-- start Task data --
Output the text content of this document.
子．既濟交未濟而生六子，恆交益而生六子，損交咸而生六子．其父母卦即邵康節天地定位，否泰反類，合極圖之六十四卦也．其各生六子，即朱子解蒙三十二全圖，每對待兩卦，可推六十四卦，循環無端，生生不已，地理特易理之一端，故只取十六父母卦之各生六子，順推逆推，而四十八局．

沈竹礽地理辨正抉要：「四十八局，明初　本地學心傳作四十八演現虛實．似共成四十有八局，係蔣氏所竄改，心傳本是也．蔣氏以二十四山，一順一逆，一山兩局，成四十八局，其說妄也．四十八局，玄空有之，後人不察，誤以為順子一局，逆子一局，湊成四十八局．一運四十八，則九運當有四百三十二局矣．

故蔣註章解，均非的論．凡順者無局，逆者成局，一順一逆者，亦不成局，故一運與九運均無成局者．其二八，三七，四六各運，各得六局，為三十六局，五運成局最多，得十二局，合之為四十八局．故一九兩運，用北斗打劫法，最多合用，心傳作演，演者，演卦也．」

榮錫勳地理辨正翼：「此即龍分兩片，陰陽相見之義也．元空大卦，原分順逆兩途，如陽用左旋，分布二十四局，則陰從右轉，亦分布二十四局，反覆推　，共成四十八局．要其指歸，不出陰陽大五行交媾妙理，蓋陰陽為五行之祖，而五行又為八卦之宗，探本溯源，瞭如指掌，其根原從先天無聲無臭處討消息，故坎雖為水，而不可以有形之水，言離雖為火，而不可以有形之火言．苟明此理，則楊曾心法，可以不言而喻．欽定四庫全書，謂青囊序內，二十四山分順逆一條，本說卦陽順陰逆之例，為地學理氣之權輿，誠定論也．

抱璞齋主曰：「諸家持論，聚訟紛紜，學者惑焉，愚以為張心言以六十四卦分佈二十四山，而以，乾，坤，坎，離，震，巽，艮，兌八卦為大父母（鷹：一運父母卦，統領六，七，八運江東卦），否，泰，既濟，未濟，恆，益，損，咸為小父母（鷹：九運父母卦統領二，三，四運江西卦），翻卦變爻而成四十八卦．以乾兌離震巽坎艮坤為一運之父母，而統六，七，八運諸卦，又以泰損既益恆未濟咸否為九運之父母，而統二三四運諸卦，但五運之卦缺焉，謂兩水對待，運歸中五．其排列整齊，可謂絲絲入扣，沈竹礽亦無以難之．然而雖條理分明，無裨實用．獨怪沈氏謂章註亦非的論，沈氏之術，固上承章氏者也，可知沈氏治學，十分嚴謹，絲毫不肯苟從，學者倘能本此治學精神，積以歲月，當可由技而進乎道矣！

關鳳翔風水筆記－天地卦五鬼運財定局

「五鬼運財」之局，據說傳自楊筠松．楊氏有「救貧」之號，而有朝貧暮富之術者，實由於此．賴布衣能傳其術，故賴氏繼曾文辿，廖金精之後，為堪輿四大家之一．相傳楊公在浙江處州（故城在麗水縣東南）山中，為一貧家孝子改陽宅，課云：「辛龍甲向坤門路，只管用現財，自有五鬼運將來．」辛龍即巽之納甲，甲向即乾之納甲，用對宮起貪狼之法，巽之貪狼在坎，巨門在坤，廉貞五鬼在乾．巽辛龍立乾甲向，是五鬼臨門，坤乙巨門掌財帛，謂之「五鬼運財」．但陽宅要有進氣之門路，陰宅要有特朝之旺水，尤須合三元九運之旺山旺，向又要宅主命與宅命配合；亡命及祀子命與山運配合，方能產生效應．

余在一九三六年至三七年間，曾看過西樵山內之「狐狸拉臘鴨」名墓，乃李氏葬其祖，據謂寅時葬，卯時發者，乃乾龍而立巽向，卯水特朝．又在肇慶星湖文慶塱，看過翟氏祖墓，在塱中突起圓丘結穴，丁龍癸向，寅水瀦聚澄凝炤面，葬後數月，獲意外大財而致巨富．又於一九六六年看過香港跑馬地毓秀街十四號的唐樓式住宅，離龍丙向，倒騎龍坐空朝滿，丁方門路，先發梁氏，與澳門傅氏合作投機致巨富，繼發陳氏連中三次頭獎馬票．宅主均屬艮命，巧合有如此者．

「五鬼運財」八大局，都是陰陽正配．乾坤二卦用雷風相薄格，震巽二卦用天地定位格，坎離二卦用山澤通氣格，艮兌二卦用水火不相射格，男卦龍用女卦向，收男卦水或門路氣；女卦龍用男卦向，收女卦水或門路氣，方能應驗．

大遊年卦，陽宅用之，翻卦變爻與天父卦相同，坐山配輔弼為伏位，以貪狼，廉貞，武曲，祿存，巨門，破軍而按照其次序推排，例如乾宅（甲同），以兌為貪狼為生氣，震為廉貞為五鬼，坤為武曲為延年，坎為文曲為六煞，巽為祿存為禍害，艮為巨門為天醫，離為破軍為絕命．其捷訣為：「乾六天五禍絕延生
-- end Task data --
* **Exercise**:
Please output the entries above, every line exactly as it reads.

* **Solution**:
Output the text content of this document.
子．既濟交未濟而生六子，恆交益而生六子，損交咸而生六子．其父母卦即邵康節天地定位，否泰反類，合極圖之六十四卦也．其各生六子，即朱子解蒙三十二全圖，每對待兩卦，可推六十四卦，循環無端，生生不已，地理特易理之一端，故只取十六父母卦之各生六子，順推逆推，而四十八局．

沈竹礽地理辨正抉要：「四十八局，明初　本地學心傳作四十八演現虛實．似共成四十有八局，係蔣氏所竄改，心傳本是也．蔣氏以二十四山，一順一逆，一山兩局，成四十八局，其說妄也．四十八局，玄空有之，後人不察，誤以為順子一局，逆子一局，湊成四十八局．一運四十八，則九運當有四百三十二局矣．

故蔣註章解，均非的論．凡順者無局，逆者成局，一順一逆者，亦不成局，故一運與九運均無成局者．其二八，三七，四六各運，各得六局，為三十六局，五運成局最多，得十二局，合之為四十八局．故一九兩運，用北斗打劫法，最多合用，心傳作演，演者，演卦也．」

榮錫勳地理辨正翼：「此即龍分兩片，陰陽相見之義也．元空大卦，原分順逆兩途，如陽用左旋，分布二十四局，則陰從右轉，亦分布二十四局，反覆推　，共成四十八局．要其指歸，不出陰陽大五行交媾妙理，蓋陰陽為五行之祖，而五行又為八卦之宗，探本溯源，瞭如指掌，其根原從先天無聲無臭處討消息，故坎雖為水，而不可以有形之水，言離雖為火，而不可以有形之火言．苟明此理，則楊曾心法，可以不言而喻．欽定四庫全書，謂青囊序內，二十四山分順逆一條，本說卦陽順陰逆之例，為地學理氣之權輿，誠定論也．

抱璞齋主曰：「諸家持論，聚訟紛紜，學者惑焉，愚以為張心言以六十四卦分佈二十四山，而以，乾，坤，坎，離，震，巽，艮，兌八卦為大父母（鷹：一運父母卦，統領六，七，八運江東卦），否，泰，既濟，未濟，恆，益，損，咸為小父母（鷹：九運父母卦統領二，三，四運江西卦），翻卦變爻而成四十八卦．以乾兌離震巽坎艮坤為一運之父母，而統六，七，八運諸卦，又以泰損既益恆未濟咸否為九運之父母，而統二三四運諸卦，但五運之卦缺焉，謂兩水對待，運歸中五．其排列整齊，可謂絲絲入扣，沈竹礽亦無以難之．然而雖條理分明，無裨實用．獨怪沈氏謂章註亦非的論，沈氏之術，固上承章氏者也，可知沈氏治學，十分嚴謹，絲毫不肯苟從，學者倘能本此治學精神，積以歲月，當可由技而進乎道矣！

關鳳翔風水筆記－天地卦五鬼運財定局

「五鬼運財」之局，據說傳自楊筠松．楊氏有「救貧」之號，而有朝貧暮富之術者，實由於此．賴布衣能傳其術，故賴氏繼曾文辿，廖金精之後，為堪輿四大家之一．相傳楊公在浙江處州（故城在麗水縣東南）山中，為一貧家孝子改陽宅，課云：「辛龍甲向坤門路，只管用現財，自有五鬼運將來．」辛龍即巽之納甲，甲向即乾之納甲，用對宮起貪狼之法，巽之貪狼在坎，巨門在坤，廉貞五鬼在乾．巽辛龍立乾甲向，是五鬼臨門，坤乙巨門掌財帛，謂之「五鬼運財」．但陽宅要有進氣之門路，陰宅要有特朝之旺水，尤須合三元九運之旺山旺，向又要宅主命與宅命配合；亡命及祀子命與山運配合，方能產生效應．

余在一九三六年至三七年間，曾看過西樵山內之「狐狸拉臘鴨」名墓，乃李氏葬其祖，據謂寅時葬，卯時發者，乃乾龍而立巽向，卯水特朝．又在肇慶星湖文慶塱，看過翟氏祖墓，在塱中突起圓丘結穴，丁龍癸向，寅水瀦聚澄凝炤面，葬後數月，獲意外大財而致巨富．又於一九六六年看過香港跑馬地毓秀街十四號的唐樓式住宅，離龍丙向，倒騎龍坐空朝滿，丁方門路，先發梁氏，與澳門傅氏合作投機致巨富，繼發陳氏連中三次頭獎馬票．宅主均屬艮命，巧合有如此者．

「五鬼運財」八大局，都是陰陽正配．乾坤二卦用雷風相薄格，震巽二卦用天地定位格，坎離二卦用山澤通氣格，艮兌二卦用水火不相射格，男卦龍用女卦向，收男卦水或門路氣；女卦龍用男卦向，收女卦水或門路氣，方能應驗．

大遊年卦，陽宅用之，翻卦變爻與天父卦相同，坐山配輔弼為伏位，以貪狼，廉貞，武曲，祿存，巨門，破軍而按照其次序推排，例如乾宅（甲同），以兌為貪狼為生氣，震為廉貞為五鬼，坤為武曲為延年，坎為文曲為六煞，巽為祿存為禍害，艮為巨門為天醫，離為破軍為絕命．其捷訣為：「乾六天五禍絕延生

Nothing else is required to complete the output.